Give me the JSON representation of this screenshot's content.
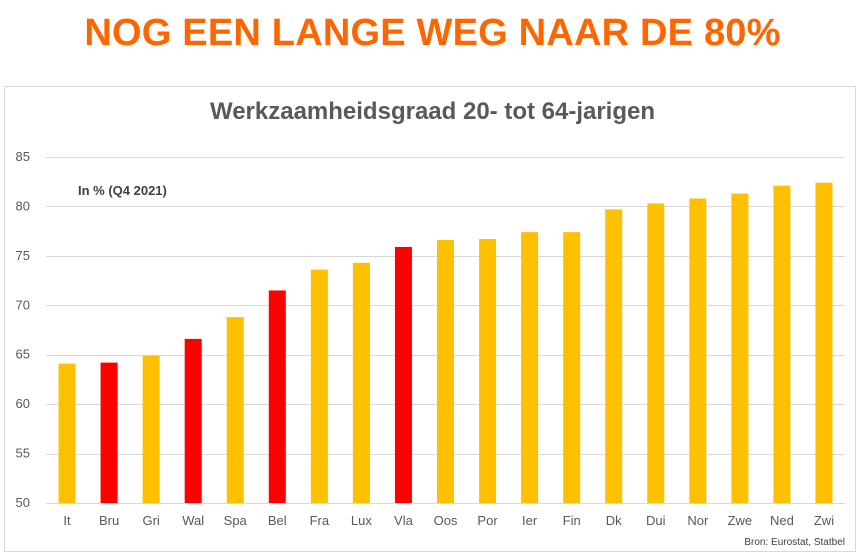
{
  "headline": "NOG EEN LANGE WEG NAAR DE 80%",
  "note": "In % (Q4 2021)",
  "source": "Bron: Eurostat, Statbel",
  "colors": {
    "headline": "#FF6600",
    "default_bar": "#FFC000",
    "highlight_bar": "#FF0000",
    "grid": "#D9D9D9"
  },
  "chart_data": {
    "type": "bar",
    "title": "Werkzaamheidsgraad 20- tot 64-jarigen",
    "xlabel": "",
    "ylabel": "",
    "ylim": [
      50,
      85
    ],
    "yticks": [
      50,
      55,
      60,
      65,
      70,
      75,
      80,
      85
    ],
    "grid": true,
    "categories": [
      "It",
      "Bru",
      "Gri",
      "Wal",
      "Spa",
      "Bel",
      "Fra",
      "Lux",
      "Vla",
      "Oos",
      "Por",
      "Ier",
      "Fin",
      "Dk",
      "Dui",
      "Nor",
      "Zwe",
      "Ned",
      "Zwi"
    ],
    "values": [
      64.1,
      64.2,
      64.9,
      66.6,
      68.8,
      71.5,
      73.6,
      74.3,
      75.9,
      76.6,
      76.7,
      77.4,
      77.4,
      79.7,
      80.3,
      80.8,
      81.3,
      82.1,
      82.4
    ],
    "highlighted": [
      "Bru",
      "Wal",
      "Bel",
      "Vla"
    ]
  }
}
- - - - -
▸ Short problem: Copy out the lines that hold "headline".

▸ Exercise result:
  "headline": "NOG EEN LANGE WEG NAAR DE 80%",
    "headline": "#FF6600",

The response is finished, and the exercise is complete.